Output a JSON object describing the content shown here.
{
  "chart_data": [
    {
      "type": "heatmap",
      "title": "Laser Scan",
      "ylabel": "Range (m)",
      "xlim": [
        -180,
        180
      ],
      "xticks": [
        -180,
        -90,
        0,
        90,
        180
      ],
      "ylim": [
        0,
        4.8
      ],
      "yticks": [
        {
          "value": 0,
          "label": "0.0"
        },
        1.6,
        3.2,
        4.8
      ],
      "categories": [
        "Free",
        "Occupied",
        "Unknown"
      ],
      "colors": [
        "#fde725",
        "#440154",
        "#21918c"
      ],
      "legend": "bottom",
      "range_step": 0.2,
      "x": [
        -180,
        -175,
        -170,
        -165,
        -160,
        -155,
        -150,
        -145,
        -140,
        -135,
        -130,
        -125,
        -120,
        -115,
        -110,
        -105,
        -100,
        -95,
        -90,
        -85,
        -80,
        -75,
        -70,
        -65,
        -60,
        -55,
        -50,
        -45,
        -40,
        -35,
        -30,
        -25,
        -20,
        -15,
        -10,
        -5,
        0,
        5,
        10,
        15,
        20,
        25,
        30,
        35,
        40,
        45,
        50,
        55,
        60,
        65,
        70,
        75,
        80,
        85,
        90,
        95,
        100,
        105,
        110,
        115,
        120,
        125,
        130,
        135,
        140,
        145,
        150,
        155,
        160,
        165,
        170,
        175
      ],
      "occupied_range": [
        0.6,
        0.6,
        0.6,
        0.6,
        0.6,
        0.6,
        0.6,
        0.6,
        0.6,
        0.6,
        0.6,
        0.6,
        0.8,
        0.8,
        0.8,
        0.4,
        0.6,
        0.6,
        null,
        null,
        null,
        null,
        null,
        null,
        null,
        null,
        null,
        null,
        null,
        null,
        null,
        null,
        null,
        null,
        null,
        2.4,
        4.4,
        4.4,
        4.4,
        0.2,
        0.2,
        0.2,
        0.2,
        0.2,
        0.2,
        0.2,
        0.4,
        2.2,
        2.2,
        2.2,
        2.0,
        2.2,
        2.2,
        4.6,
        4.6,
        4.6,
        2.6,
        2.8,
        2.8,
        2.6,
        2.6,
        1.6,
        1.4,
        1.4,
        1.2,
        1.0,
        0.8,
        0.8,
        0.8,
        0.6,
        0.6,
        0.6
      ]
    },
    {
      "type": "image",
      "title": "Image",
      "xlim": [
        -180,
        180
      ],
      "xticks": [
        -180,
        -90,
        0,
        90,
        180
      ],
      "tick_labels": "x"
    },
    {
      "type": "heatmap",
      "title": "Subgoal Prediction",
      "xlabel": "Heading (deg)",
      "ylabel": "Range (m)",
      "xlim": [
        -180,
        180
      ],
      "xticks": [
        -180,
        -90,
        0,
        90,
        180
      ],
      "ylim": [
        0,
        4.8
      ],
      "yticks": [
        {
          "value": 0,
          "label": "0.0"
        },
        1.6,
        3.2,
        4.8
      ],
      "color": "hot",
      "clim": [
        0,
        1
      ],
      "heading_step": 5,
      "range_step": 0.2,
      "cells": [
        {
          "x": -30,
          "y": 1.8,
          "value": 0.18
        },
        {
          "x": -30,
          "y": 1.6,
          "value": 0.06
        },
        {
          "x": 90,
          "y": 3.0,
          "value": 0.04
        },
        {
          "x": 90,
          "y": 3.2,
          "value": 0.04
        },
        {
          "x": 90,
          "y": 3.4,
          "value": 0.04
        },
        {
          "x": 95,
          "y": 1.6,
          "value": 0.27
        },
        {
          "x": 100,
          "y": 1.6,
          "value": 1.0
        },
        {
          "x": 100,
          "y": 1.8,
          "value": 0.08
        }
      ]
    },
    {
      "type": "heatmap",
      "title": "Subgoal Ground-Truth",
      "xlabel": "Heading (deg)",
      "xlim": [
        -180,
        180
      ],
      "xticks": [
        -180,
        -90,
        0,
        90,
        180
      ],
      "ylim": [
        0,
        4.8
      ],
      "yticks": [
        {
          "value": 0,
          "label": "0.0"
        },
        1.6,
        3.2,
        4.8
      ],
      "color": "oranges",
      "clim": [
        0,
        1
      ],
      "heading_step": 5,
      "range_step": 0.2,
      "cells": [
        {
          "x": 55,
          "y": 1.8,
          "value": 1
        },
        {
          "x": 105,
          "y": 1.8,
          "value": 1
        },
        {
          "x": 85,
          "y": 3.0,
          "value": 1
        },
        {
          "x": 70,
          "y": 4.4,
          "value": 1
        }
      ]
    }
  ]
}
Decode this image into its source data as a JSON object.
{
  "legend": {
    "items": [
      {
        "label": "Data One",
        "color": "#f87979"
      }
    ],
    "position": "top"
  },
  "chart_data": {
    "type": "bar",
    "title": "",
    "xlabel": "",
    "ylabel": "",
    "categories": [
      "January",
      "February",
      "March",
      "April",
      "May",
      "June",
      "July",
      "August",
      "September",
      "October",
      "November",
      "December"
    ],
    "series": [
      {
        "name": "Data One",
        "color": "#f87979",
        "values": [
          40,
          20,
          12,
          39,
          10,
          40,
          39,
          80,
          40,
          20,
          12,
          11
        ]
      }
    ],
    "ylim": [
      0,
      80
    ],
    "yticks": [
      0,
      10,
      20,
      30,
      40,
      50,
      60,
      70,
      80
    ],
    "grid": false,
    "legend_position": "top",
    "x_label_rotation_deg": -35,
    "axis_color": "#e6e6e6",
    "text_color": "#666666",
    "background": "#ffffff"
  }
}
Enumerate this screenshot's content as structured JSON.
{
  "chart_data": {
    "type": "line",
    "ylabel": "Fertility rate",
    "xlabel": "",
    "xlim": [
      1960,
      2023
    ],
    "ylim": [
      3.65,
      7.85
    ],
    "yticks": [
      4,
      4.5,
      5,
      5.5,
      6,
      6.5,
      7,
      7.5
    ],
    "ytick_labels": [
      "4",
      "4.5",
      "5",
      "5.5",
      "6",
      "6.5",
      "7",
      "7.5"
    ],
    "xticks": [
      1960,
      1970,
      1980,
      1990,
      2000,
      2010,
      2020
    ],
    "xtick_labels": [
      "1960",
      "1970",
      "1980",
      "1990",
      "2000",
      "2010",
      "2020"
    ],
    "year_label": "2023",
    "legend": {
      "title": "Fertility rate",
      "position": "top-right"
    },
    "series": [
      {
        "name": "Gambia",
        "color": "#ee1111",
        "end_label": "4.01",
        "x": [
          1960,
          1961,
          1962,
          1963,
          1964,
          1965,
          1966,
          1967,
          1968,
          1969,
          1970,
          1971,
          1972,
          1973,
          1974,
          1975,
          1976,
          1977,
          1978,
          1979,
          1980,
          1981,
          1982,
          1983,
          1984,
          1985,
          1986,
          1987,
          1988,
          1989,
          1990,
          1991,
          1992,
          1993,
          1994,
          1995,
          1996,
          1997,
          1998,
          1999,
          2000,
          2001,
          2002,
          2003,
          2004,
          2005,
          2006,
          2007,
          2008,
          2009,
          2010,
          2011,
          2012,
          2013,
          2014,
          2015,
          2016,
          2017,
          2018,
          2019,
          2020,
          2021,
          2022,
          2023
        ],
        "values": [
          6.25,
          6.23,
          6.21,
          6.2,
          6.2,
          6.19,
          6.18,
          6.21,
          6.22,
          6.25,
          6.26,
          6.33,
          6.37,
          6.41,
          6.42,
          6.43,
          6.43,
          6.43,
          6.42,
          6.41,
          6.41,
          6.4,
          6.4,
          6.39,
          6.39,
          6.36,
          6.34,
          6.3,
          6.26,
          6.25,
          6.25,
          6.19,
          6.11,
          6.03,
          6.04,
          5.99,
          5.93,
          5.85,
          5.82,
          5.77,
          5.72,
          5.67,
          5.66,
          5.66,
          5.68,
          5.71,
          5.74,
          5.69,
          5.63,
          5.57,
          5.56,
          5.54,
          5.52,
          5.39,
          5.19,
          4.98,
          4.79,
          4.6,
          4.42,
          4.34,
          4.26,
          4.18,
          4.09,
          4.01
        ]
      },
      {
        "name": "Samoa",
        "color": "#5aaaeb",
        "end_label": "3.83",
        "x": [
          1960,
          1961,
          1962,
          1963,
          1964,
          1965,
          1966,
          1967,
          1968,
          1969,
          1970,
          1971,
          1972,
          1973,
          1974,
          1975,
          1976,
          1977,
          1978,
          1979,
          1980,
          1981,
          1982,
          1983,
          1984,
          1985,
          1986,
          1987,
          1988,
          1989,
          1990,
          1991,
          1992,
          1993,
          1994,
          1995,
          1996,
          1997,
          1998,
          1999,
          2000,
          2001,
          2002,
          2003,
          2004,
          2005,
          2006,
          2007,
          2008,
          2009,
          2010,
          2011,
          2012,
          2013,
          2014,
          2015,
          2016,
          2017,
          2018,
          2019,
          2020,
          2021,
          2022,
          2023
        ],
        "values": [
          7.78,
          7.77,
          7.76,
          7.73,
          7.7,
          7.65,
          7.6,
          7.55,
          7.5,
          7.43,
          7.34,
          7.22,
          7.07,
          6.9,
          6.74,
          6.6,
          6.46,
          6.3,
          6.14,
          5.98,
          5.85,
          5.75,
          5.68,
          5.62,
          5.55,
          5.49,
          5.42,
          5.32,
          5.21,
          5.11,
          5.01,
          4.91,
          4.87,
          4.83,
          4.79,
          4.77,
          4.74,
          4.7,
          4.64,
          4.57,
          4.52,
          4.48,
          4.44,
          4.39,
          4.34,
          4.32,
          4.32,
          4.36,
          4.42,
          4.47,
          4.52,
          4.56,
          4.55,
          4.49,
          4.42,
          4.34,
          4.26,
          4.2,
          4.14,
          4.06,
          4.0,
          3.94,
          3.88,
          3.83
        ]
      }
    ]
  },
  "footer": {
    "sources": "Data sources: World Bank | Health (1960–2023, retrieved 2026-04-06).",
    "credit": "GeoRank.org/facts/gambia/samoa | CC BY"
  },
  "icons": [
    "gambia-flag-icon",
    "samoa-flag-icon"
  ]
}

[What you have to do]:
Filter the records, keeping only lines that contain "ylabel", and show those lines.

[Answer for the task]:
      "ylabel": "Range (m)",
      "ylabel": "Range (m)",
    "ylabel": "",
    "ylabel": "Fertility rate",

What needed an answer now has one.